───── SUPPLIED MATERIAL ─────

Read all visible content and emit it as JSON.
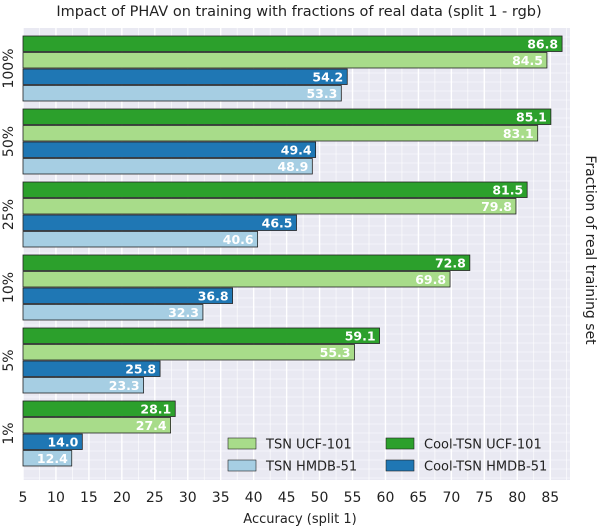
{
  "chart_data": {
    "type": "bar",
    "orientation": "horizontal",
    "title": "Impact of PHAV on training with fractions of real data (split 1 - rgb)",
    "xlabel": "Accuracy (split 1)",
    "ylabel": "Fraction of real training set",
    "xlim": [
      5,
      88
    ],
    "xticks": [
      5,
      10,
      15,
      20,
      25,
      30,
      35,
      40,
      45,
      50,
      55,
      60,
      65,
      70,
      75,
      80,
      85
    ],
    "grid": true,
    "legend_position": "bottom-right",
    "categories": [
      "100%",
      "50%",
      "25%",
      "10%",
      "5%",
      "1%"
    ],
    "series": [
      {
        "name": "Cool-TSN UCF-101",
        "color": "#2ca02c",
        "label_color": "#ffffff",
        "values": [
          86.8,
          85.1,
          81.5,
          72.8,
          59.1,
          28.1
        ],
        "labels": [
          "86.8",
          "85.1",
          "81.5",
          "72.8",
          "59.1",
          "28.1"
        ]
      },
      {
        "name": "TSN UCF-101",
        "color": "#a8dc8a",
        "label_color": "#ffffff",
        "values": [
          84.5,
          83.1,
          79.8,
          69.8,
          55.3,
          27.4
        ],
        "labels": [
          "84.5",
          "83.1",
          "79.8",
          "69.8",
          "55.3",
          "27.4"
        ]
      },
      {
        "name": "Cool-TSN HMDB-51",
        "color": "#1f77b4",
        "label_color": "#ffffff",
        "values": [
          54.2,
          49.4,
          46.5,
          36.8,
          25.8,
          14.0
        ],
        "labels": [
          "54.2",
          "49.4",
          "46.5",
          "36.8",
          "25.8",
          "14.0"
        ]
      },
      {
        "name": "TSN HMDB-51",
        "color": "#a6cee3",
        "label_color": "#ffffff",
        "values": [
          53.3,
          48.9,
          40.6,
          32.3,
          23.3,
          12.4
        ],
        "labels": [
          "53.3",
          "48.9",
          "40.6",
          "32.3",
          "23.3",
          "12.4"
        ]
      }
    ],
    "legend": [
      {
        "name": "TSN UCF-101",
        "color": "#a8dc8a"
      },
      {
        "name": "Cool-TSN UCF-101",
        "color": "#2ca02c"
      },
      {
        "name": "TSN HMDB-51",
        "color": "#a6cee3"
      },
      {
        "name": "Cool-TSN HMDB-51",
        "color": "#1f77b4"
      }
    ]
  }
}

─────

▶ **TASK OBJECTIVE**
Search the entries for the word "split" and pick out every line that holds it.

▶ **COMPLETE RESPONSE**
    "title": "Impact of PHAV on training with fractions of real data (split 1 - rgb)",
    "xlabel": "Accuracy (split 1)",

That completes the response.